_Passage provided_:
Other people, oftentimes newly introduced to me, are a wealth of ideas. At networking events, after people find out what I write about, they sometimes whisper things like, “I’m poly.” or “I married a transgender man.” or “I struggle with an eating disorder.”

This week’s blog is all about a recent Saturday night my partner and I shared with some of our closest friends. We hosted our first party together as a couple, which was a pivotal moment in our relationship as it was the first time we introduced our individual friends to each other. We carefully selected the party guests, debating whom would blend together nicely while making homemade pizzas before playing a rousing “party game for horrible people” for several hours.

Cards Against Humanity (CAH) drips with sexual innuendo, encourages political incorrectness and pushes the envelope on what is acceptable to say out loud in mixed company. There are answer cards that specifically reference sexual acts, such as “reverse cowgirl” and “pixelated bukkaki.”

The bukkaki card is one of my favorite cards as it reminds me of an awesome moment spent with my mom. She joined me, one of my best friends from college, my friend’s new husband and several of their friends for a game of CAH during my friend’s after-wedding celebration. The deal I made with all of the players at the beginning of the game was that if this card came into play, someone other than me would explain the card’s meaning to my mom. My friend’s new husband had the joy of explaining that while I left the room. My mother told me she was not embarrassed by the term and that she was too busy trying to keep a straight face while the poor guy blushed a deep pink and looked to the ceiling while explaining “bukkaki” to her. After this CAH game, my mother has been known as the  “Coolest. Mom. Ever.”

_Short exercise a_: Count the lines of the records below that contain the string "heatmap", with case counting, and give only the number.

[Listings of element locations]

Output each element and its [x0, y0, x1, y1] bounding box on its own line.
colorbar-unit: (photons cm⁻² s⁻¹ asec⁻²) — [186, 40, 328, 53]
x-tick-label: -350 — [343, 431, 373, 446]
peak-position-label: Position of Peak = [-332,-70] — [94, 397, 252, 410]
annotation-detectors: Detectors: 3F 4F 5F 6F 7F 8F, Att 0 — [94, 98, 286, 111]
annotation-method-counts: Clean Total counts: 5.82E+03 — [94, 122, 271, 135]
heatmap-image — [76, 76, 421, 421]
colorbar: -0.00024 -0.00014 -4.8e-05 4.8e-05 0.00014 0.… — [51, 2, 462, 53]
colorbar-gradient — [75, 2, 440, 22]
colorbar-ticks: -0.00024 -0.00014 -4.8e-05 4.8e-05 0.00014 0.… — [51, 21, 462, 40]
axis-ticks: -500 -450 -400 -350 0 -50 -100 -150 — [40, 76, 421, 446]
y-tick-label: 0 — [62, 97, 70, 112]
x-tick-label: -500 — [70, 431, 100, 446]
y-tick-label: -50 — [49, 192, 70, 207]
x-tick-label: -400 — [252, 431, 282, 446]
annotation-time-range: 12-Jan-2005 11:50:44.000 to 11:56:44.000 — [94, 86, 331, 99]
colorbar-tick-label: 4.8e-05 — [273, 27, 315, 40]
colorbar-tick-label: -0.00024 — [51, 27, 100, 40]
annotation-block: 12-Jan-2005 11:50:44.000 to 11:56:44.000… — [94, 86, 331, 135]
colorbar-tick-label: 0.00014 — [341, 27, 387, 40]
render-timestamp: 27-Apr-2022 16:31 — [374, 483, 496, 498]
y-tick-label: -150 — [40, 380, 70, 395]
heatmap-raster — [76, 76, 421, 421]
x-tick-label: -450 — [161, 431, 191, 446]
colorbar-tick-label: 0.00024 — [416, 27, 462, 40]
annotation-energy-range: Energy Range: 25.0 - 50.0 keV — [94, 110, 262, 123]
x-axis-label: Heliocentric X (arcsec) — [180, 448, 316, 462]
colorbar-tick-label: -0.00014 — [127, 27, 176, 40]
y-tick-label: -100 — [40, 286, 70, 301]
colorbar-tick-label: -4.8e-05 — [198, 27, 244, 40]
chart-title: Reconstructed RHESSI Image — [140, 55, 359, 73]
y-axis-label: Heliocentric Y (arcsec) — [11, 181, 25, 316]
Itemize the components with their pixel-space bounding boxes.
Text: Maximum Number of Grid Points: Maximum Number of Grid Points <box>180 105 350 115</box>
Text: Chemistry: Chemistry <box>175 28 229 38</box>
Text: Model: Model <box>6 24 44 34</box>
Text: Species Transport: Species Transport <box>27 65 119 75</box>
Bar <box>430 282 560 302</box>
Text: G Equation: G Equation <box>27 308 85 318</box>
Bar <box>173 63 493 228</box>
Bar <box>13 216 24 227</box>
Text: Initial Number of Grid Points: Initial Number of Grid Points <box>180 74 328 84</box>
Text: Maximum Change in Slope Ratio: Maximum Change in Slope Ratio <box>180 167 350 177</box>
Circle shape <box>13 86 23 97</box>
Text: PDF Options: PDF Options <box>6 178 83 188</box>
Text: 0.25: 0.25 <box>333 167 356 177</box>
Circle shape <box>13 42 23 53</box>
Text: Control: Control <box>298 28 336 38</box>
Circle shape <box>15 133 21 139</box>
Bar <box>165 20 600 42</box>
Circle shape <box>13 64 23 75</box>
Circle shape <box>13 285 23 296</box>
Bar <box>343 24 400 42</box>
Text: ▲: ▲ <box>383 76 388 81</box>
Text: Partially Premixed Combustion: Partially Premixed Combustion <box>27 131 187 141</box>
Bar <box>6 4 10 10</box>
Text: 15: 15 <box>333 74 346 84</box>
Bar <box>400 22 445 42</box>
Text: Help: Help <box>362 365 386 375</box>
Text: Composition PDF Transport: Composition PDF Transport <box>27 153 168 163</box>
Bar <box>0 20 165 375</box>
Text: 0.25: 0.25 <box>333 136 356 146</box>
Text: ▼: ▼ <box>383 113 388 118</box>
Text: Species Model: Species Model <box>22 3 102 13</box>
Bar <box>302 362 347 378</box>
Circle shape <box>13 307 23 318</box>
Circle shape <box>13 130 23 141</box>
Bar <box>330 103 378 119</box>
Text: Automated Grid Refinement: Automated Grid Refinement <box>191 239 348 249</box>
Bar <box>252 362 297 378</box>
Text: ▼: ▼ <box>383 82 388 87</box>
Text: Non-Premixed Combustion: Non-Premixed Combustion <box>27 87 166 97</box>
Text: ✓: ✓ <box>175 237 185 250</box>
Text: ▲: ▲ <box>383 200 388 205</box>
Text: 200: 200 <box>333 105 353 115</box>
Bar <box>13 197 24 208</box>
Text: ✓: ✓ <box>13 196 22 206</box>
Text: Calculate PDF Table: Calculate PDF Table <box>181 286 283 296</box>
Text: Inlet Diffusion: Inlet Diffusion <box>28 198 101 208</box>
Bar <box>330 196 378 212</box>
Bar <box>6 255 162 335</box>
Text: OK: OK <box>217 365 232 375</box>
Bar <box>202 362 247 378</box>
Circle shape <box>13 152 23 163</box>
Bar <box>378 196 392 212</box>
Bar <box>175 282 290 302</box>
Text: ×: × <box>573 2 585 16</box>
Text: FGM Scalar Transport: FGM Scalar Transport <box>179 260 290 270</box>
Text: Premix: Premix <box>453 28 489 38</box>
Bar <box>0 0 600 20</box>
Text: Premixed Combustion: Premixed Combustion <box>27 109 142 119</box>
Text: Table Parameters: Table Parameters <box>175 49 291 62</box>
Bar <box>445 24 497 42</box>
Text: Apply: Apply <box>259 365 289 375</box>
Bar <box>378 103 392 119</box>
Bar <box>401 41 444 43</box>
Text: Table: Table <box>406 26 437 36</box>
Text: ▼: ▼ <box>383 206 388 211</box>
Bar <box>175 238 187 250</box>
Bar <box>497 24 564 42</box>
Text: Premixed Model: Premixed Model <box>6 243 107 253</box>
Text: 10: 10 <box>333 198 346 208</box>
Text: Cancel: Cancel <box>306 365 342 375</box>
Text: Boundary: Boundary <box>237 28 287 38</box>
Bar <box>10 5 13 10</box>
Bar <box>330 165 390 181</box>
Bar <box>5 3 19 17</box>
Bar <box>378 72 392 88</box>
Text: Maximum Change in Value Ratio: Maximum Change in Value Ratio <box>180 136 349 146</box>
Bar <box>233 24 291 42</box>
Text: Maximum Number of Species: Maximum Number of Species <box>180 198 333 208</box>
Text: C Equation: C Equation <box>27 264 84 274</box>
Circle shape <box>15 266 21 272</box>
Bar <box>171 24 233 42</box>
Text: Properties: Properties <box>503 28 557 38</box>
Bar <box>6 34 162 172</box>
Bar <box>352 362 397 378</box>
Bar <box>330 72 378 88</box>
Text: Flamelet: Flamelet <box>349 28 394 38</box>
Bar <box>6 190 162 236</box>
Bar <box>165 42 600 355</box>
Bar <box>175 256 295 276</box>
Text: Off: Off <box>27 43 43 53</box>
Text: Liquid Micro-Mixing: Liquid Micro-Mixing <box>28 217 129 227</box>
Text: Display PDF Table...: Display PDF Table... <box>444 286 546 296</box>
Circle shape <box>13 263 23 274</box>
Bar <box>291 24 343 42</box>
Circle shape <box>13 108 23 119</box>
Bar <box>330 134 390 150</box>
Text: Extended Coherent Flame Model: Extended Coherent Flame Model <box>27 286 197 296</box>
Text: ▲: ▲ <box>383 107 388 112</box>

_Short exercise b_: Copy the full passage about a Cards Against Humanity game night above, word for word.

_Full output a_: 2

_Full output b_:
Other people, oftentimes newly introduced to me, are a wealth of ideas. At networking events, after people find out what I write about, they sometimes whisper things like, “I’m poly.” or “I married a transgender man.” or “I struggle with an eating disorder.”

This week’s blog is all about a recent Saturday night my partner and I shared with some of our closest friends. We hosted our first party together as a couple, which was a pivotal moment in our relationship as it was the first time we introduced our individual friends to each other. We carefully selected the party guests, debating whom would blend together nicely while making homemade pizzas before playing a rousing “party game for horrible people” for several hours.

Cards Against Humanity (CAH) drips with sexual innuendo, encourages political incorrectness and pushes the envelope on what is acceptable to say out loud in mixed company. There are answer cards that specifically reference sexual acts, such as “reverse cowgirl” and “pixelated bukkaki.”

The bukkaki card is one of my favorite cards as it reminds me of an awesome moment spent with my mom. She joined me, one of my best friends from college, my friend’s new husband and several of their friends for a game of CAH during my friend’s after-wedding celebration. The deal I made with all of the players at the beginning of the game was that if this card came into play, someone other than me would explain the card’s meaning to my mom. My friend’s new husband had the joy of explaining that while I left the room. My mother told me she was not embarrassed by the term and that she was too busy trying to keep a straight face while the poor guy blushed a deep pink and looked to the ceiling while explaining “bukkaki” to her. After this CAH game, my mother has been known as the  “Coolest. Mom. Ever.”